#### Provided data:

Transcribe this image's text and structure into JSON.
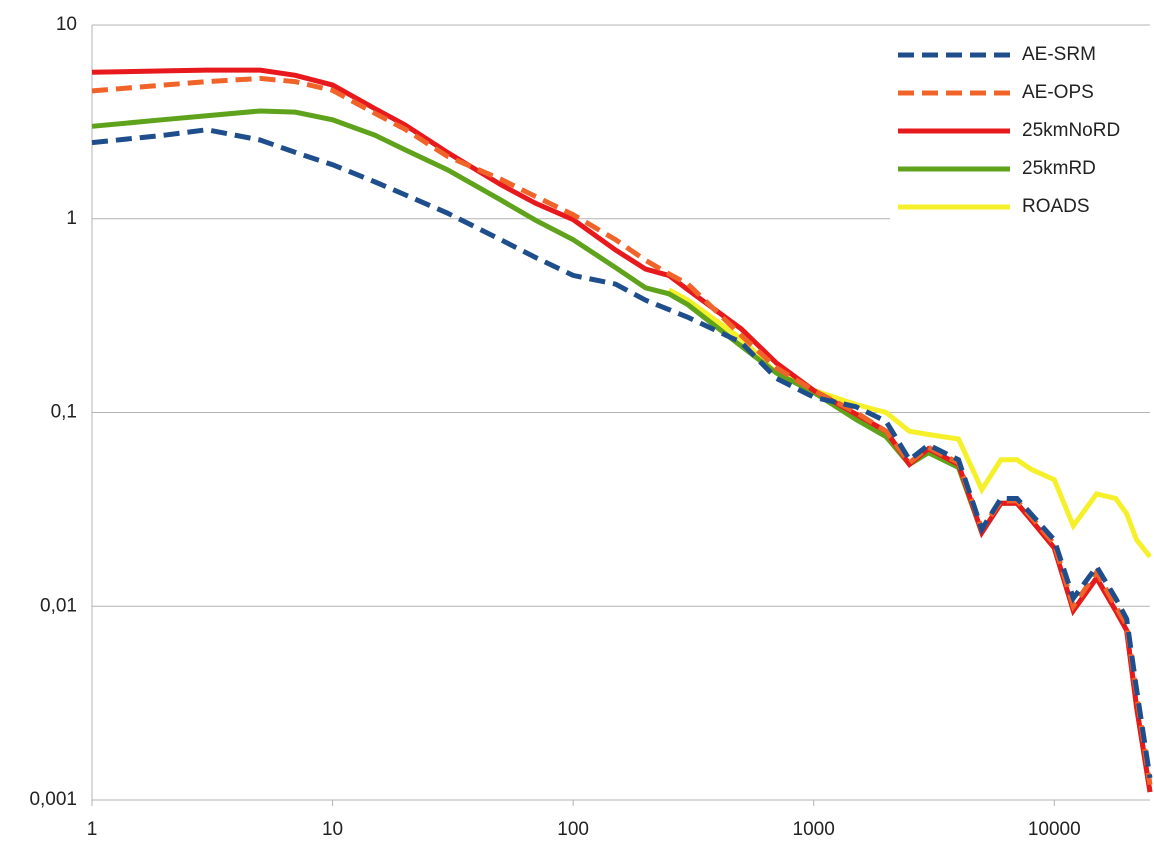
{
  "chart_data": {
    "type": "line",
    "xlog": true,
    "ylog": true,
    "grid": true,
    "legend": "top-right",
    "x": [
      1,
      2,
      3,
      5,
      7,
      10,
      15,
      20,
      30,
      50,
      70,
      100,
      150,
      200,
      250,
      300,
      500,
      700,
      1000,
      1500,
      2000,
      2500,
      3000,
      4000,
      5000,
      6000,
      7000,
      8000,
      10000,
      12000,
      15000,
      18000,
      20000,
      22000,
      25000
    ],
    "xlim": [
      1,
      25000
    ],
    "xticks": [
      1,
      10,
      100,
      1000,
      10000
    ],
    "ylim": [
      0.001,
      10
    ],
    "yticks": [
      {
        "value": 0.001,
        "label": "0,001"
      },
      {
        "value": 0.01,
        "label": "0,01"
      },
      {
        "value": 0.1,
        "label": "0,1"
      },
      1,
      10
    ],
    "series": [
      {
        "name": "AE-SRM",
        "color": "#1f4e8c",
        "dash": true,
        "values": [
          2.47,
          2.7,
          2.88,
          2.55,
          2.2,
          1.9,
          1.55,
          1.33,
          1.07,
          0.78,
          0.63,
          0.51,
          0.46,
          0.38,
          0.34,
          0.31,
          0.23,
          0.15,
          0.12,
          0.107,
          0.09,
          0.057,
          0.068,
          0.057,
          0.025,
          0.036,
          0.036,
          0.03,
          0.022,
          0.011,
          0.016,
          0.011,
          0.0086,
          0.0037,
          0.0013
        ]
      },
      {
        "name": "AE-OPS",
        "color": "#f0642a",
        "dash": true,
        "values": [
          4.57,
          4.9,
          5.1,
          5.3,
          5.1,
          4.6,
          3.5,
          2.9,
          2.1,
          1.6,
          1.3,
          1.05,
          0.78,
          0.61,
          0.52,
          0.46,
          0.25,
          0.17,
          0.13,
          0.1,
          0.08,
          0.055,
          0.066,
          0.055,
          0.025,
          0.035,
          0.035,
          0.029,
          0.021,
          0.01,
          0.015,
          0.01,
          0.008,
          0.0035,
          0.0012
        ]
      },
      {
        "name": "25kmNoRD",
        "color": "#e8191c",
        "dash": false,
        "values": [
          5.7,
          5.8,
          5.85,
          5.85,
          5.5,
          4.9,
          3.7,
          3.05,
          2.2,
          1.5,
          1.2,
          0.99,
          0.69,
          0.55,
          0.51,
          0.43,
          0.27,
          0.18,
          0.13,
          0.098,
          0.08,
          0.054,
          0.065,
          0.054,
          0.024,
          0.034,
          0.034,
          0.028,
          0.02,
          0.0095,
          0.014,
          0.0095,
          0.0075,
          0.003,
          0.0011
        ]
      },
      {
        "name": "25kmRD",
        "color": "#5fa31c",
        "dash": false,
        "values": [
          3.0,
          3.25,
          3.4,
          3.6,
          3.55,
          3.24,
          2.7,
          2.27,
          1.79,
          1.25,
          0.98,
          0.78,
          0.56,
          0.44,
          0.41,
          0.36,
          0.22,
          0.16,
          0.127,
          0.092,
          0.075,
          0.054,
          0.062,
          0.052,
          0.024,
          0.034,
          0.034,
          0.028,
          0.02,
          0.0095,
          0.014,
          0.0095,
          0.0075,
          0.003,
          0.0011
        ]
      },
      {
        "name": "ROADS",
        "color": "#f5f02a",
        "dash": false,
        "values": [
          null,
          null,
          null,
          null,
          null,
          null,
          null,
          null,
          null,
          null,
          null,
          null,
          null,
          null,
          0.43,
          0.38,
          0.24,
          0.16,
          0.13,
          0.11,
          0.1,
          0.08,
          0.077,
          0.073,
          0.04,
          0.057,
          0.057,
          0.051,
          0.045,
          0.026,
          0.038,
          0.036,
          0.03,
          0.022,
          0.018
        ]
      }
    ]
  }
}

#### Objective:
Transcribe the full listing above exactly as it stands, minus the pictures.

#### Final result:
Transcribe this image's text and structure into JSON.
{
  "chart_data": {
    "type": "line",
    "xlog": true,
    "ylog": true,
    "grid": true,
    "legend": "top-right",
    "x": [
      1,
      2,
      3,
      5,
      7,
      10,
      15,
      20,
      30,
      50,
      70,
      100,
      150,
      200,
      250,
      300,
      500,
      700,
      1000,
      1500,
      2000,
      2500,
      3000,
      4000,
      5000,
      6000,
      7000,
      8000,
      10000,
      12000,
      15000,
      18000,
      20000,
      22000,
      25000
    ],
    "xlim": [
      1,
      25000
    ],
    "xticks": [
      1,
      10,
      100,
      1000,
      10000
    ],
    "ylim": [
      0.001,
      10
    ],
    "yticks": [
      {
        "value": 0.001,
        "label": "0,001"
      },
      {
        "value": 0.01,
        "label": "0,01"
      },
      {
        "value": 0.1,
        "label": "0,1"
      },
      1,
      10
    ],
    "series": [
      {
        "name": "AE-SRM",
        "color": "#1f4e8c",
        "dash": true,
        "values": [
          2.47,
          2.7,
          2.88,
          2.55,
          2.2,
          1.9,
          1.55,
          1.33,
          1.07,
          0.78,
          0.63,
          0.51,
          0.46,
          0.38,
          0.34,
          0.31,
          0.23,
          0.15,
          0.12,
          0.107,
          0.09,
          0.057,
          0.068,
          0.057,
          0.025,
          0.036,
          0.036,
          0.03,
          0.022,
          0.011,
          0.016,
          0.011,
          0.0086,
          0.0037,
          0.0013
        ]
      },
      {
        "name": "AE-OPS",
        "color": "#f0642a",
        "dash": true,
        "values": [
          4.57,
          4.9,
          5.1,
          5.3,
          5.1,
          4.6,
          3.5,
          2.9,
          2.1,
          1.6,
          1.3,
          1.05,
          0.78,
          0.61,
          0.52,
          0.46,
          0.25,
          0.17,
          0.13,
          0.1,
          0.08,
          0.055,
          0.066,
          0.055,
          0.025,
          0.035,
          0.035,
          0.029,
          0.021,
          0.01,
          0.015,
          0.01,
          0.008,
          0.0035,
          0.0012
        ]
      },
      {
        "name": "25kmNoRD",
        "color": "#e8191c",
        "dash": false,
        "values": [
          5.7,
          5.8,
          5.85,
          5.85,
          5.5,
          4.9,
          3.7,
          3.05,
          2.2,
          1.5,
          1.2,
          0.99,
          0.69,
          0.55,
          0.51,
          0.43,
          0.27,
          0.18,
          0.13,
          0.098,
          0.08,
          0.054,
          0.065,
          0.054,
          0.024,
          0.034,
          0.034,
          0.028,
          0.02,
          0.0095,
          0.014,
          0.0095,
          0.0075,
          0.003,
          0.0011
        ]
      },
      {
        "name": "25kmRD",
        "color": "#5fa31c",
        "dash": false,
        "values": [
          3.0,
          3.25,
          3.4,
          3.6,
          3.55,
          3.24,
          2.7,
          2.27,
          1.79,
          1.25,
          0.98,
          0.78,
          0.56,
          0.44,
          0.41,
          0.36,
          0.22,
          0.16,
          0.127,
          0.092,
          0.075,
          0.054,
          0.062,
          0.052,
          0.024,
          0.034,
          0.034,
          0.028,
          0.02,
          0.0095,
          0.014,
          0.0095,
          0.0075,
          0.003,
          0.0011
        ]
      },
      {
        "name": "ROADS",
        "color": "#f5f02a",
        "dash": false,
        "values": [
          null,
          null,
          null,
          null,
          null,
          null,
          null,
          null,
          null,
          null,
          null,
          null,
          null,
          null,
          0.43,
          0.38,
          0.24,
          0.16,
          0.13,
          0.11,
          0.1,
          0.08,
          0.077,
          0.073,
          0.04,
          0.057,
          0.057,
          0.051,
          0.045,
          0.026,
          0.038,
          0.036,
          0.03,
          0.022,
          0.018
        ]
      }
    ]
  }
}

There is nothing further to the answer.